▶ _WRITTEN EXERCISE_: Please say how many lines of the listing hold "ylabel", with no other words in the answer.

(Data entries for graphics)
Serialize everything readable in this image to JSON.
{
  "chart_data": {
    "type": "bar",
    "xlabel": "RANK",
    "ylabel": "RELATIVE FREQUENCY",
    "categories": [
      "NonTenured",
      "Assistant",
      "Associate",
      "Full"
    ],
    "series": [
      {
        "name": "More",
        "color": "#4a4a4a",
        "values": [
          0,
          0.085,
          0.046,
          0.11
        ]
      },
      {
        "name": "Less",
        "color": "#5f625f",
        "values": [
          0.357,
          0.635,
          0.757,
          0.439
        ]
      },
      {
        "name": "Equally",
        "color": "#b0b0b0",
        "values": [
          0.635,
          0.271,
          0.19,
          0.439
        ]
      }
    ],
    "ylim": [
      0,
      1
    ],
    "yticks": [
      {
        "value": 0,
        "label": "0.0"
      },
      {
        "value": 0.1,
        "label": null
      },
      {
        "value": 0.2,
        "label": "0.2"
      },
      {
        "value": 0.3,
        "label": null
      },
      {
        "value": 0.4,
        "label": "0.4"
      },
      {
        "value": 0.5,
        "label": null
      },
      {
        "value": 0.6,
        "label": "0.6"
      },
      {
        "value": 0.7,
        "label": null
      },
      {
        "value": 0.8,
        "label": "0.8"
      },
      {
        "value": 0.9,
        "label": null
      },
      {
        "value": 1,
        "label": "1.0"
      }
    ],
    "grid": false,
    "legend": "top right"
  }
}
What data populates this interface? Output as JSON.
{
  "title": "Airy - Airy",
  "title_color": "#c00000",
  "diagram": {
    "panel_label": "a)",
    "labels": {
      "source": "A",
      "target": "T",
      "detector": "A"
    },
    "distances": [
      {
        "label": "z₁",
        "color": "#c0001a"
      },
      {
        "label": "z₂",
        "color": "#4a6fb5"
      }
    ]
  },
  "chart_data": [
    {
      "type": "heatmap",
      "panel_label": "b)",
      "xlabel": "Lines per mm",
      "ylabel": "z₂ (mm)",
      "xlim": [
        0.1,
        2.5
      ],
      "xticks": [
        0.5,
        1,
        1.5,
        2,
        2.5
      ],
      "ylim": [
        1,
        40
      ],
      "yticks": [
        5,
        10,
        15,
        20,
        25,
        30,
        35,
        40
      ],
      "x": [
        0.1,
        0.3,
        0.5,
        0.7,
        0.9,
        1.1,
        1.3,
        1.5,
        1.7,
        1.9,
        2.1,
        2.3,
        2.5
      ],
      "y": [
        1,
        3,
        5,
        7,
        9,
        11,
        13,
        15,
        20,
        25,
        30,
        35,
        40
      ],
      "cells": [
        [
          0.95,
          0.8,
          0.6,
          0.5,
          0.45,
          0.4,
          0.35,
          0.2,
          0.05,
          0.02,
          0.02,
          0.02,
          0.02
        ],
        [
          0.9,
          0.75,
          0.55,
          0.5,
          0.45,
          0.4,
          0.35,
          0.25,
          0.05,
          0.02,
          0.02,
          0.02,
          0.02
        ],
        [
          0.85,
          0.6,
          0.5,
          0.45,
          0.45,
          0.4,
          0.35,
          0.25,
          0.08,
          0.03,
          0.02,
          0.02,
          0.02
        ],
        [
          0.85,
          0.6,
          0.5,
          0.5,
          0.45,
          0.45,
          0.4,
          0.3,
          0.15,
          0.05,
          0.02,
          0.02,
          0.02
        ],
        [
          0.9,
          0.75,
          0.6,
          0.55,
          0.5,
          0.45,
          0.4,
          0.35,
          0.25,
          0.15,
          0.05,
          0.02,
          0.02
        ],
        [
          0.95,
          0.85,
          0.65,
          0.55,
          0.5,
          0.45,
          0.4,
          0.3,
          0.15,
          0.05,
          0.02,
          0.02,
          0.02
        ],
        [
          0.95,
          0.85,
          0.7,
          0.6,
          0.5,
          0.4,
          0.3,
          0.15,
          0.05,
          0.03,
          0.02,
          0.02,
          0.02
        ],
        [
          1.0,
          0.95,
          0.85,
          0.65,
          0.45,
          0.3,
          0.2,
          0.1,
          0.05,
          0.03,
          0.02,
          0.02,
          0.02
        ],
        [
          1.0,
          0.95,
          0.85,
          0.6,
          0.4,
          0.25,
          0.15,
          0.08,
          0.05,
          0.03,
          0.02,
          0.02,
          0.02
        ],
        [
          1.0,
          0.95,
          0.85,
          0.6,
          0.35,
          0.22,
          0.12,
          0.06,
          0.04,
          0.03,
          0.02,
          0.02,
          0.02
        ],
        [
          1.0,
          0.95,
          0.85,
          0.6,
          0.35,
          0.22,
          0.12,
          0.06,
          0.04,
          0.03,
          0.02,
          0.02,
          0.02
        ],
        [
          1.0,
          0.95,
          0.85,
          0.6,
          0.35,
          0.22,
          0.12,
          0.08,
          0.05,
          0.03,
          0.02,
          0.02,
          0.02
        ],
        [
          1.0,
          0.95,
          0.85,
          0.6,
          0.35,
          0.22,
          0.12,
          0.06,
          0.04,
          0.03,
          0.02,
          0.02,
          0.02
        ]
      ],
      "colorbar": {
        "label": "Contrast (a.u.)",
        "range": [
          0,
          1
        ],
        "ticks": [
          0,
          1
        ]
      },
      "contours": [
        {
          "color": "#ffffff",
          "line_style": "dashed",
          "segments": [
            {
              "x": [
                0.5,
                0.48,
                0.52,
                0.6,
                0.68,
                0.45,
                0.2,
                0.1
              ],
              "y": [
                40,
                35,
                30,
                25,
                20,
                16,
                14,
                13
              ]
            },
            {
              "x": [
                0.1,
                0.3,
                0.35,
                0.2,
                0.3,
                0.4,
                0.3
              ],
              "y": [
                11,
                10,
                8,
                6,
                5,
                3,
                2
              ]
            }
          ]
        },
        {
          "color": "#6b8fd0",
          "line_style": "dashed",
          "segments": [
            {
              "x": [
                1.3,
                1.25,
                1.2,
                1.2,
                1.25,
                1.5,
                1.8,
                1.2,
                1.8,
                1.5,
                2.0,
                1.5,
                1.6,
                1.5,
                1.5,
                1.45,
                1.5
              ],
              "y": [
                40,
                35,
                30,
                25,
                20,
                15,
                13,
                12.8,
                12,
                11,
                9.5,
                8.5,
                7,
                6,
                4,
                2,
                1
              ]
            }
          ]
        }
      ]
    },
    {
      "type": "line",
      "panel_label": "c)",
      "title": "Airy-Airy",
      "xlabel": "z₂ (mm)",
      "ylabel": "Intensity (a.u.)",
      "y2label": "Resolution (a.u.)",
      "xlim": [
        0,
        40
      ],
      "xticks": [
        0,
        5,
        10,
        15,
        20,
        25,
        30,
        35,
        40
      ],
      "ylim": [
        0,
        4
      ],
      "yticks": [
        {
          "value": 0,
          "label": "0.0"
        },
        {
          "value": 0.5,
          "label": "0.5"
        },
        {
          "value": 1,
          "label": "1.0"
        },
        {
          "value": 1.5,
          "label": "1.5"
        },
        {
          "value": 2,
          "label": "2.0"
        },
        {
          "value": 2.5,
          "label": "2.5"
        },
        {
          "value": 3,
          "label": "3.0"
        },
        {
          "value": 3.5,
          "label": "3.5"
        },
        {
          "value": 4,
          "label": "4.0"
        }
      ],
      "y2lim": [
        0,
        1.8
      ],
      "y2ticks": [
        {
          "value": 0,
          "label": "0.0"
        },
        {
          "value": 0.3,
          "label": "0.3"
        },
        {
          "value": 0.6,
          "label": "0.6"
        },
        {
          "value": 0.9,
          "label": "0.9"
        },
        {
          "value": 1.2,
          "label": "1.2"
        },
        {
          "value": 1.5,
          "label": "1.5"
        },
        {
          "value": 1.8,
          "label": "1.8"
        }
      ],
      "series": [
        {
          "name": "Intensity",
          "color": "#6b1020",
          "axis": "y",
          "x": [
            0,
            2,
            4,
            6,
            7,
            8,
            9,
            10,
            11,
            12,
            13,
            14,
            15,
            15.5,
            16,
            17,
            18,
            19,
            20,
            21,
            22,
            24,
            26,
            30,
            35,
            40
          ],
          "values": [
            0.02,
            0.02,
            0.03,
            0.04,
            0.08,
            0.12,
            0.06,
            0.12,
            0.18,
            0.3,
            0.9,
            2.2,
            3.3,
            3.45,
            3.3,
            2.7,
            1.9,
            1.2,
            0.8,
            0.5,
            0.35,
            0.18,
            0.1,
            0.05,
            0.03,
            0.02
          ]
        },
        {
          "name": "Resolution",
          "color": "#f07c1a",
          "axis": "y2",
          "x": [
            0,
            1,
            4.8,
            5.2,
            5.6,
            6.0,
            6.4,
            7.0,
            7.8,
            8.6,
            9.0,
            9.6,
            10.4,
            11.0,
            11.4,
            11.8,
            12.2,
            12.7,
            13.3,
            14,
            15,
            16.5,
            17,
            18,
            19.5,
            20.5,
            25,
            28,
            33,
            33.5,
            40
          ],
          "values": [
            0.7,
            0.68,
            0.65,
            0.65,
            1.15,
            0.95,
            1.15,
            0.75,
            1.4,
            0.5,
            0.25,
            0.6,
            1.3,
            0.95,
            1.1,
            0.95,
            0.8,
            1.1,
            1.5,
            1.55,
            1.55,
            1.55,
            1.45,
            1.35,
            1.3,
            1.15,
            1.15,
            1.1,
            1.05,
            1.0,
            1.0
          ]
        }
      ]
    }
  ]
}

▶ _WORKED ANSWER_: 3